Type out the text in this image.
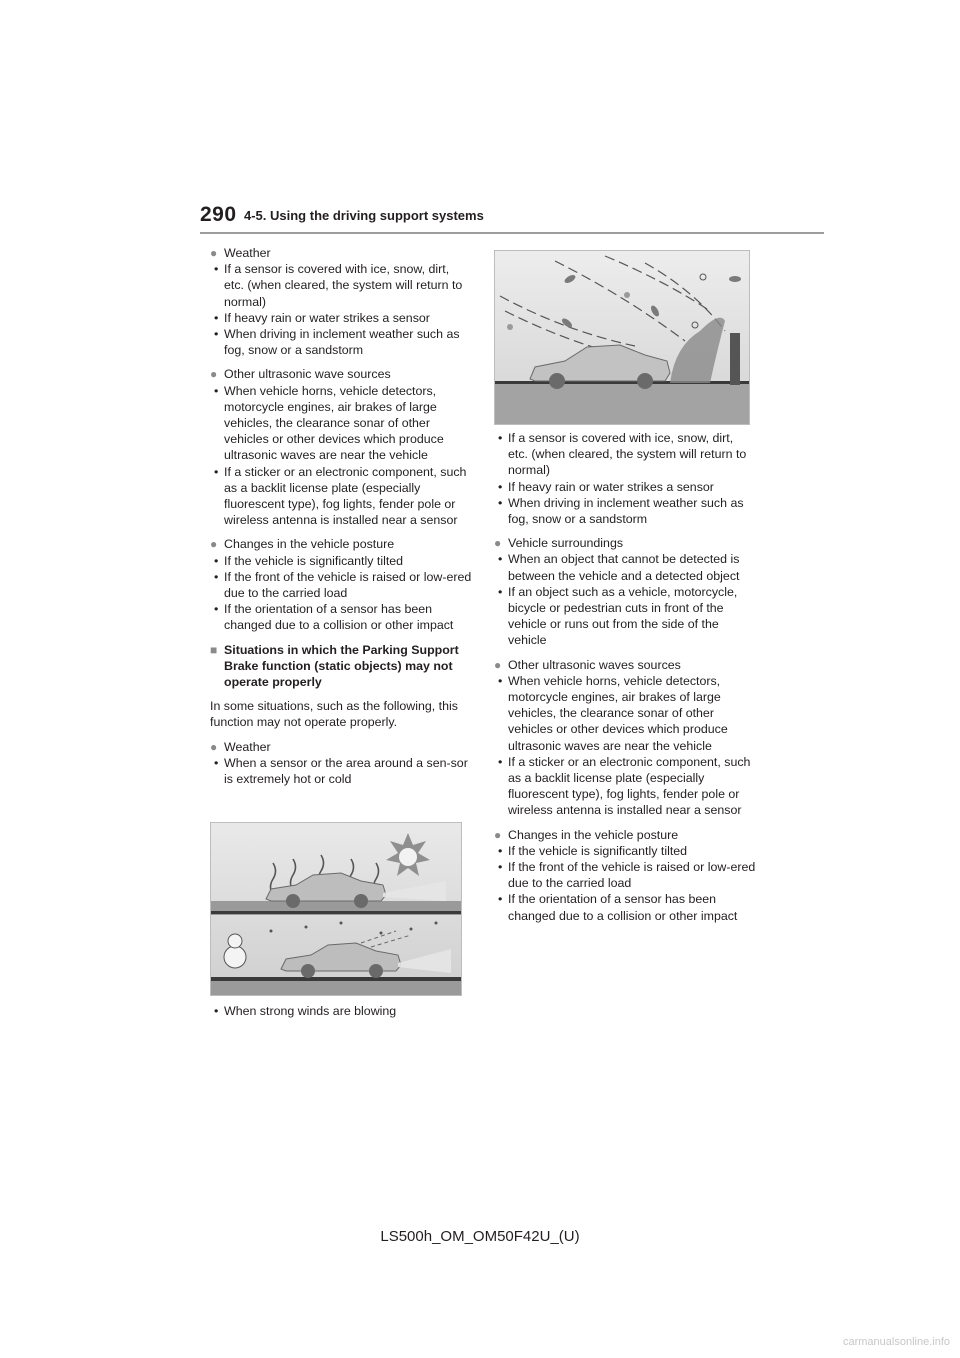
290 4-5. Using the driving support systems
● Weather
• If a sensor is covered with ice, snow, dirt, etc. (when cleared, the system will return to normal)
• If heavy rain or water strikes a sensor
• When driving in inclement weather such as fog, snow or a sandstorm
● Other ultrasonic wave sources
• When vehicle horns, vehicle detectors, motorcycle engines, air brakes of large vehicles, the clearance sonar of other vehicles or other devices which produce ultrasonic waves are near the vehicle
• If a sticker or an electronic component, such as a backlit license plate (especially fluorescent type), fog lights, fender pole or wireless antenna is installed near a sensor
● Changes in the vehicle posture
• If the vehicle is significantly tilted
• If the front of the vehicle is raised or low-ered due to the carried load
• If the orientation of a sensor has been changed due to a collision or other impact
■ Situations in which the Parking Support Brake function (static objects) may not operate properly
In some situations, such as the following, this function may not operate properly.
● Weather
• When a sensor or the area around a sen-sor is extremely hot or cold
• When strong winds are blowing
• If a sensor is covered with ice, snow, dirt, etc. (when cleared, the system will return to normal)
• If heavy rain or water strikes a sensor
• When driving in inclement weather such as fog, snow or a sandstorm
● Vehicle surroundings
• When an object that cannot be detected is between the vehicle and a detected object
• If an object such as a vehicle, motorcycle, bicycle or pedestrian cuts in front of the vehicle or runs out from the side of the vehicle
● Other ultrasonic waves sources
• When vehicle horns, vehicle detectors, motorcycle engines, air brakes of large vehicles, the clearance sonar of other vehicles or other devices which produce ultrasonic waves are near the vehicle
• If a sticker or an electronic component, such as a backlit license plate (especially fluorescent type), fog lights, fender pole or wireless antenna is installed near a sensor
● Changes in the vehicle posture
• If the vehicle is significantly tilted
• If the front of the vehicle is raised or low-ered due to the carried load
• If the orientation of a sensor has been changed due to a collision or other impact
LS500h_OM_OM50F42U_(U)
carmanualsonline.info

◆ **PROBLEM**
Copy the records above exactly, omitting every picture.

◆ **SOLVED EXERCISE**
Type out the text in this image.
290 4-5. Using the driving support systems
● Weather
• If a sensor is covered with ice, snow, dirt, etc. (when cleared, the system will return to normal)
• If heavy rain or water strikes a sensor
• When driving in inclement weather such as fog, snow or a sandstorm
● Other ultrasonic wave sources
• When vehicle horns, vehicle detectors, motorcycle engines, air brakes of large vehicles, the clearance sonar of other vehicles or other devices which produce ultrasonic waves are near the vehicle
• If a sticker or an electronic component, such as a backlit license plate (especially fluorescent type), fog lights, fender pole or wireless antenna is installed near a sensor
● Changes in the vehicle posture
• If the vehicle is significantly tilted
• If the front of the vehicle is raised or low-ered due to the carried load
• If the orientation of a sensor has been changed due to a collision or other impact
■ Situations in which the Parking Support Brake function (static objects) may not operate properly
In some situations, such as the following, this function may not operate properly.
● Weather
• When a sensor or the area around a sen-sor is extremely hot or cold
• When strong winds are blowing
• If a sensor is covered with ice, snow, dirt, etc. (when cleared, the system will return to normal)
• If heavy rain or water strikes a sensor
• When driving in inclement weather such as fog, snow or a sandstorm
● Vehicle surroundings
• When an object that cannot be detected is between the vehicle and a detected object
• If an object such as a vehicle, motorcycle, bicycle or pedestrian cuts in front of the vehicle or runs out from the side of the vehicle
● Other ultrasonic waves sources
• When vehicle horns, vehicle detectors, motorcycle engines, air brakes of large vehicles, the clearance sonar of other vehicles or other devices which produce ultrasonic waves are near the vehicle
• If a sticker or an electronic component, such as a backlit license plate (especially fluorescent type), fog lights, fender pole or wireless antenna is installed near a sensor
● Changes in the vehicle posture
• If the vehicle is significantly tilted
• If the front of the vehicle is raised or low-ered due to the carried load
• If the orientation of a sensor has been changed due to a collision or other impact
LS500h_OM_OM50F42U_(U)
carmanualsonline.info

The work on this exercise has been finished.